• SHORT TASK A:
Reproduce the forum thread from "#outputs the page" up to and including "parse with BeautifulSoup.", replacing "terminal" with "console".

• TEXT PASSAGE:

----

Reputation: 147
I'm trying to write a program in PyCharm (i haven't used this IDE before but I don't think that's the issue) I'm having a trouble to collect the data from a certain class , "react-contextmenu-wrapper"
I want to write a script which parses a web-page on Spotify and creates a CSV file with the data, I've been following a tutorial on YouTube but I must have gone wrong somewhere.
Here is my code:
from urllib.request import urlopen as Req
from bs4 import BeautifulSoup as soup
my_url = "https://open.spotify.com/genre/NMF-PopularNewReleases"
#grabs the contense of the page
Client = Req(my_url)
#reads the contense of the page
html = Client.read()
#outputs the page
Client.close()
page = soup(html, "html.parser")
#grabs each playlist
playlists = page.findAll("div",{"class":"react-contextmenu-wrapper"})
print(len(playlists))
But the terminal outputs an empty list, I know that the class exists. I can view it when I inspect the element of the page.
Upvotes: 2
Views: 296
Reputation: 10799
The fact that the element's class is named react-contextmenu-wrapper
is a big hint. React is a JavaScript library for creating user interfaces.
There are different ways in which a webpage can be populated with elements. If you're lucky, then the server will send you an .html
with all the content basically baked in - this is trivial to scrape and parse with BeautifulSoup.

----

• EXERCISE DATA:

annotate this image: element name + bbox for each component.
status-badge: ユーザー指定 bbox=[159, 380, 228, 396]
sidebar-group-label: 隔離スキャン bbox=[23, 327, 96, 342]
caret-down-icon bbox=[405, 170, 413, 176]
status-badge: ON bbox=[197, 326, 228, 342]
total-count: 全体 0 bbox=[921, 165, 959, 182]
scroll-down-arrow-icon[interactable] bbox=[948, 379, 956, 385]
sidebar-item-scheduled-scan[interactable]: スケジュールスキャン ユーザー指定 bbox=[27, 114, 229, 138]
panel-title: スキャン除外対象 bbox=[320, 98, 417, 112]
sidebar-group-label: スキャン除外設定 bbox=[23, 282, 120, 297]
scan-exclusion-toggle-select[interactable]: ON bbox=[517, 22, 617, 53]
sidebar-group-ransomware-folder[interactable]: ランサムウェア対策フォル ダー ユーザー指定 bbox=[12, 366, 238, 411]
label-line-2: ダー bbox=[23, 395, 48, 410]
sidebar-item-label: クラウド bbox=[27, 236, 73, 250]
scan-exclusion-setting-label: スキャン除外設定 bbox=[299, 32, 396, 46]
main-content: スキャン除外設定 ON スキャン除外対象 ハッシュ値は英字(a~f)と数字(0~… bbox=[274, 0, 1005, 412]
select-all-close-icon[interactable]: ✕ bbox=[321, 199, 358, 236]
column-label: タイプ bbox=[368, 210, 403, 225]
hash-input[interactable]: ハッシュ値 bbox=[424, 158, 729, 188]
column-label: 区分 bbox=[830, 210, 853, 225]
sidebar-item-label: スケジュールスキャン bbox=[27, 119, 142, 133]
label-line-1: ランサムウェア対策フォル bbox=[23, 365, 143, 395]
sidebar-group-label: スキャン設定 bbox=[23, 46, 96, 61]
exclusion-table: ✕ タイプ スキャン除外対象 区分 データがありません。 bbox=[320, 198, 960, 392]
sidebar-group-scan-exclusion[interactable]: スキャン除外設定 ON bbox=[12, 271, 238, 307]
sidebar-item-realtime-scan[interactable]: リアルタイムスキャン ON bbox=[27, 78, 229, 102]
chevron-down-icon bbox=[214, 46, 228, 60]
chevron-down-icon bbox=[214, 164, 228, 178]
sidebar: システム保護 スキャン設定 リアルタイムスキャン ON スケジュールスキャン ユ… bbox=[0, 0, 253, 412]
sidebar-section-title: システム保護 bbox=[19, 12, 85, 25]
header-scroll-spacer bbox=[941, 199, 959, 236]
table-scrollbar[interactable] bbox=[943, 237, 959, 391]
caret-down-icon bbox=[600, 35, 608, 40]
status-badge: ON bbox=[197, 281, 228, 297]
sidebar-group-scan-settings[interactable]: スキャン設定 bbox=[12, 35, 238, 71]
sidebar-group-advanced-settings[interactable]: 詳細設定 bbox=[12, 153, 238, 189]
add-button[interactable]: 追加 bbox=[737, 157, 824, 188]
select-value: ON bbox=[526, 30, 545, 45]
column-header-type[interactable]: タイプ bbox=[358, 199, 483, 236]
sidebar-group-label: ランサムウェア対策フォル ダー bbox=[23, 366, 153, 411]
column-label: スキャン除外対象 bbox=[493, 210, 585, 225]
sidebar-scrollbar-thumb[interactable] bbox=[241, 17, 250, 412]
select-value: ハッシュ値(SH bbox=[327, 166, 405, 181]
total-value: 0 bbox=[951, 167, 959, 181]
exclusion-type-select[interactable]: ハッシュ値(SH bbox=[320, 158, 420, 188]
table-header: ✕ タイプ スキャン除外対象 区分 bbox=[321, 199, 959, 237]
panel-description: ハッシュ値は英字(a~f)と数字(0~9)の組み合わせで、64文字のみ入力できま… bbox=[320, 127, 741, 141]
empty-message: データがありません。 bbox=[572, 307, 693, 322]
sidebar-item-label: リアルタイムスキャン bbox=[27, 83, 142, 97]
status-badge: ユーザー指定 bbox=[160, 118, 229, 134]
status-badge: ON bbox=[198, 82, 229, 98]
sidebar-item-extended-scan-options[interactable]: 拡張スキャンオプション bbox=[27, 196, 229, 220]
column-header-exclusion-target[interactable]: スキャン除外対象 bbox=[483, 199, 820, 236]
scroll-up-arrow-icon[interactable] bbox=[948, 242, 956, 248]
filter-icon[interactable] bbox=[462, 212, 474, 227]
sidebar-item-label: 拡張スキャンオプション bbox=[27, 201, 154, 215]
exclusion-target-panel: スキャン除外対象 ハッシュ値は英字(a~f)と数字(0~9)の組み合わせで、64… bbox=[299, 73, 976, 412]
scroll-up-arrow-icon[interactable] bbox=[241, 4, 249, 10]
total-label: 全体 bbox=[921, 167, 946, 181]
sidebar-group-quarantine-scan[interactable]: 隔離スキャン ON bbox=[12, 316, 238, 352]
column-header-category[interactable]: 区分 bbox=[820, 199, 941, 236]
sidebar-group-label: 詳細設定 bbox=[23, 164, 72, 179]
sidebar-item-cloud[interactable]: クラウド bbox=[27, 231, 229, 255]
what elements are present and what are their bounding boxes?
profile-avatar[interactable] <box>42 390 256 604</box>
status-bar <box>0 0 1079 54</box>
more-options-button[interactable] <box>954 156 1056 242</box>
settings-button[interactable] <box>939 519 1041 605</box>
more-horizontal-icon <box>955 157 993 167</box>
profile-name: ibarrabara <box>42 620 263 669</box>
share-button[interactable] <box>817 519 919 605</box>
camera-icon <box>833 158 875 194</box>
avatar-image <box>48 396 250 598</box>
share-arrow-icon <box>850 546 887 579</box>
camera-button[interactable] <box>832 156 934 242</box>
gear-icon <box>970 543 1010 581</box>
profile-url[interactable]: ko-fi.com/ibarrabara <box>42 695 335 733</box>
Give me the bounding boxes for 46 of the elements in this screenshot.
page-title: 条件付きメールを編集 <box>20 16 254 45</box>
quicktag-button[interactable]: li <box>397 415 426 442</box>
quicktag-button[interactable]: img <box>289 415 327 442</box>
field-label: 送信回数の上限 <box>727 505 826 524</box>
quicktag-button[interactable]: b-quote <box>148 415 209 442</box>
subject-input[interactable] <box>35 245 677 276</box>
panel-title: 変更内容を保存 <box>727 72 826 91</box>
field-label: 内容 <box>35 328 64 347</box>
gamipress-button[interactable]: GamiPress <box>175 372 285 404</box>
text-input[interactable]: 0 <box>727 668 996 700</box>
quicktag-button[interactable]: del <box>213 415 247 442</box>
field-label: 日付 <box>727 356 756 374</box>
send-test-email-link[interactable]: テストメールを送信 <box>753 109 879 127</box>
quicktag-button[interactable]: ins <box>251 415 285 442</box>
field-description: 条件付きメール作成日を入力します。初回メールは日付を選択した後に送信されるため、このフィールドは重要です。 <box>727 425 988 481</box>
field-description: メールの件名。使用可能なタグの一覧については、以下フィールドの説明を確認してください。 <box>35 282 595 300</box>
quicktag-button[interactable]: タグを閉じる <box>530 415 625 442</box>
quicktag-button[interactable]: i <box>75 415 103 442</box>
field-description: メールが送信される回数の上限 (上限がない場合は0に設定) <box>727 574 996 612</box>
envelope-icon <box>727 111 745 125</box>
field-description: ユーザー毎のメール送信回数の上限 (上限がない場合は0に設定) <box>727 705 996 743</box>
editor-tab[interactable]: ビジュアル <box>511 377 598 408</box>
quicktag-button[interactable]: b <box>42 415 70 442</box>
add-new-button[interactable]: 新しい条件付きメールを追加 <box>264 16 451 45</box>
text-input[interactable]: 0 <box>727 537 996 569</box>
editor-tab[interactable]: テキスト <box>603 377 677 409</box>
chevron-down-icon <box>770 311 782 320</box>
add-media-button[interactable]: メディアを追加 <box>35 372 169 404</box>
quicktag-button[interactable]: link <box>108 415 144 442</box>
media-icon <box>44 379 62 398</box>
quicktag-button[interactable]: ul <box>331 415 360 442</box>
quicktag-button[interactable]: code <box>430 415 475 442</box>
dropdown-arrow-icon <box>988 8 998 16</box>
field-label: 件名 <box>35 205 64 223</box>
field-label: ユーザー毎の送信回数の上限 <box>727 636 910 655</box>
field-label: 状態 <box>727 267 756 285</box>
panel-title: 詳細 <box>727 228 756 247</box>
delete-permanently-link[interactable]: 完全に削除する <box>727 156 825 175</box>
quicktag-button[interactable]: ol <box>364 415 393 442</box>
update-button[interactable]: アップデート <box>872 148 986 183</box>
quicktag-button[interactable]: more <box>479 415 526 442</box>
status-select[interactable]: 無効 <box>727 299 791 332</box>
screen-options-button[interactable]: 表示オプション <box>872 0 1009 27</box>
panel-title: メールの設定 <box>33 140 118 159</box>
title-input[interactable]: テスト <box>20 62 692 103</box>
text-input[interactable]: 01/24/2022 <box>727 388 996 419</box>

----

• SHORT TASK B:
Render the records from the start up to and including the line with "status-badge: ON bbox=[197, 326, 228, 342]" as a Markdown table with the columns "No." and "Line". Give each row its number and omit blank lines.

• FULL RESPONSE A:
#outputs the page
Client.close()
page = soup(html, "html.parser")
#grabs each playlist
playlists = page.findAll("div",{"class":"react-contextmenu-wrapper"})
print(len(playlists))
But the console outputs an empty list, I know that the class exists. I can view it when I inspect the element of the page.
Upvotes: 2
Views: 296
Reputation: 10799
The fact that the element's class is named react-contextmenu-wrapper
is a big hint. React is a JavaScript library for creating user interfaces.
There are different ways in which a webpage can be populated with elements. If you're lucky, then the server will send you an .html
with all the content basically baked in - this is trivial to scrape and parse with BeautifulSoup.

• FULL RESPONSE B:
| No. | Line |
|---|---|
| 1 | annotate this image: element name + bbox for each component. |
| 2 | status-badge: ユーザー指定 bbox=[159, 380, 228, 396] |
| 3 | sidebar-group-label: 隔離スキャン bbox=[23, 327, 96, 342] |
| 4 | caret-down-icon bbox=[405, 170, 413, 176] |
| 5 | status-badge: ON bbox=[197, 326, 228, 342] |